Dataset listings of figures
_ _ _ _ _ _ _

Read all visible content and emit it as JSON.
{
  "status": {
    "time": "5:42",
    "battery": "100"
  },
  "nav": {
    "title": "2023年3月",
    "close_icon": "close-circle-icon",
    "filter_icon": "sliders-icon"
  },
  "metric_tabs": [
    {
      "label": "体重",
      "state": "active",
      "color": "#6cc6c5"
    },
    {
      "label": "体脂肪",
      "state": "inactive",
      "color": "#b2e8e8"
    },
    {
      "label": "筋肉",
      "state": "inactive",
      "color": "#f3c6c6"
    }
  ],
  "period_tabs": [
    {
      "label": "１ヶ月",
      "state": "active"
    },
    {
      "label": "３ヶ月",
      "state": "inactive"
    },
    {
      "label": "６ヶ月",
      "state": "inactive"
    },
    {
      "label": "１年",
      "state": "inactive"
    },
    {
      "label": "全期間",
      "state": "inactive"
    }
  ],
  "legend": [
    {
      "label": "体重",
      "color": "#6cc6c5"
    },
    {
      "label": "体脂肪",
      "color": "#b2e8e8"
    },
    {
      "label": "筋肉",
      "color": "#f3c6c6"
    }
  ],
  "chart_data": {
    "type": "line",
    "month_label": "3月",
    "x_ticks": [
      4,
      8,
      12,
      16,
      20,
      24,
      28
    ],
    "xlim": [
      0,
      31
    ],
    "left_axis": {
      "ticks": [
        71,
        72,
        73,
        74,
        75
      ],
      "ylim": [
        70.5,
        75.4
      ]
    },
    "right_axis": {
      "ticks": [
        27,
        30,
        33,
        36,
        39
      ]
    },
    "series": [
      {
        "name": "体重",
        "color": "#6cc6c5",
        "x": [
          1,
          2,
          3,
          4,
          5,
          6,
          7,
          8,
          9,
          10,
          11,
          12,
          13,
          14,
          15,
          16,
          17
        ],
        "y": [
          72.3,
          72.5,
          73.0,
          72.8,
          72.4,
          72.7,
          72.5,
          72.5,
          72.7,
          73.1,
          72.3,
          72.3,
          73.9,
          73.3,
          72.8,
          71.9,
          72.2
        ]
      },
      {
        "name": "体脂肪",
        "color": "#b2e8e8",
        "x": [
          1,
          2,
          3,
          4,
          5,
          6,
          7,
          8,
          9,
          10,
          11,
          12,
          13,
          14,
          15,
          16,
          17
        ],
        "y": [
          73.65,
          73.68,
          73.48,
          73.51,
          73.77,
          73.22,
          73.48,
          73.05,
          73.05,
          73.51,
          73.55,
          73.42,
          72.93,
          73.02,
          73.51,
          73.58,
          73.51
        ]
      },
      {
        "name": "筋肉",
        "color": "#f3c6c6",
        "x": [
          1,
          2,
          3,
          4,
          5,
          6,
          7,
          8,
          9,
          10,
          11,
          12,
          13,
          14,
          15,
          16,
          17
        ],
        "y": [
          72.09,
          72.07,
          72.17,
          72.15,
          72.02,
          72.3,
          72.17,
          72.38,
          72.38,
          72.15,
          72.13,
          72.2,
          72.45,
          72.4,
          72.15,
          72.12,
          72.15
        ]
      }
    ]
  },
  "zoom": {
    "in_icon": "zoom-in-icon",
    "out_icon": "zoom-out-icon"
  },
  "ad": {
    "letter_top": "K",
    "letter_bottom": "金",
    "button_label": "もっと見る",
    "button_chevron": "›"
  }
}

_ _ _ _ _ _ _

▶ Task requirements: Transcribe all of the entries without altering anything.

▶ Correct answer:
Read all visible content and emit it as JSON.
{
  "status": {
    "time": "5:42",
    "battery": "100"
  },
  "nav": {
    "title": "2023年3月",
    "close_icon": "close-circle-icon",
    "filter_icon": "sliders-icon"
  },
  "metric_tabs": [
    {
      "label": "体重",
      "state": "active",
      "color": "#6cc6c5"
    },
    {
      "label": "体脂肪",
      "state": "inactive",
      "color": "#b2e8e8"
    },
    {
      "label": "筋肉",
      "state": "inactive",
      "color": "#f3c6c6"
    }
  ],
  "period_tabs": [
    {
      "label": "１ヶ月",
      "state": "active"
    },
    {
      "label": "３ヶ月",
      "state": "inactive"
    },
    {
      "label": "６ヶ月",
      "state": "inactive"
    },
    {
      "label": "１年",
      "state": "inactive"
    },
    {
      "label": "全期間",
      "state": "inactive"
    }
  ],
  "legend": [
    {
      "label": "体重",
      "color": "#6cc6c5"
    },
    {
      "label": "体脂肪",
      "color": "#b2e8e8"
    },
    {
      "label": "筋肉",
      "color": "#f3c6c6"
    }
  ],
  "chart_data": {
    "type": "line",
    "month_label": "3月",
    "x_ticks": [
      4,
      8,
      12,
      16,
      20,
      24,
      28
    ],
    "xlim": [
      0,
      31
    ],
    "left_axis": {
      "ticks": [
        71,
        72,
        73,
        74,
        75
      ],
      "ylim": [
        70.5,
        75.4
      ]
    },
    "right_axis": {
      "ticks": [
        27,
        30,
        33,
        36,
        39
      ]
    },
    "series": [
      {
        "name": "体重",
        "color": "#6cc6c5",
        "x": [
          1,
          2,
          3,
          4,
          5,
          6,
          7,
          8,
          9,
          10,
          11,
          12,
          13,
          14,
          15,
          16,
          17
        ],
        "y": [
          72.3,
          72.5,
          73.0,
          72.8,
          72.4,
          72.7,
          72.5,
          72.5,
          72.7,
          73.1,
          72.3,
          72.3,
          73.9,
          73.3,
          72.8,
          71.9,
          72.2
        ]
      },
      {
        "name": "体脂肪",
        "color": "#b2e8e8",
        "x": [
          1,
          2,
          3,
          4,
          5,
          6,
          7,
          8,
          9,
          10,
          11,
          12,
          13,
          14,
          15,
          16,
          17
        ],
        "y": [
          73.65,
          73.68,
          73.48,
          73.51,
          73.77,
          73.22,
          73.48,
          73.05,
          73.05,
          73.51,
          73.55,
          73.42,
          72.93,
          73.02,
          73.51,
          73.58,
          73.51
        ]
      },
      {
        "name": "筋肉",
        "color": "#f3c6c6",
        "x": [
          1,
          2,
          3,
          4,
          5,
          6,
          7,
          8,
          9,
          10,
          11,
          12,
          13,
          14,
          15,
          16,
          17
        ],
        "y": [
          72.09,
          72.07,
          72.17,
          72.15,
          72.02,
          72.3,
          72.17,
          72.38,
          72.38,
          72.15,
          72.13,
          72.2,
          72.45,
          72.4,
          72.15,
          72.12,
          72.15
        ]
      }
    ]
  },
  "zoom": {
    "in_icon": "zoom-in-icon",
    "out_icon": "zoom-out-icon"
  },
  "ad": {
    "letter_top": "K",
    "letter_bottom": "金",
    "button_label": "もっと見る",
    "button_chevron": "›"
  }
}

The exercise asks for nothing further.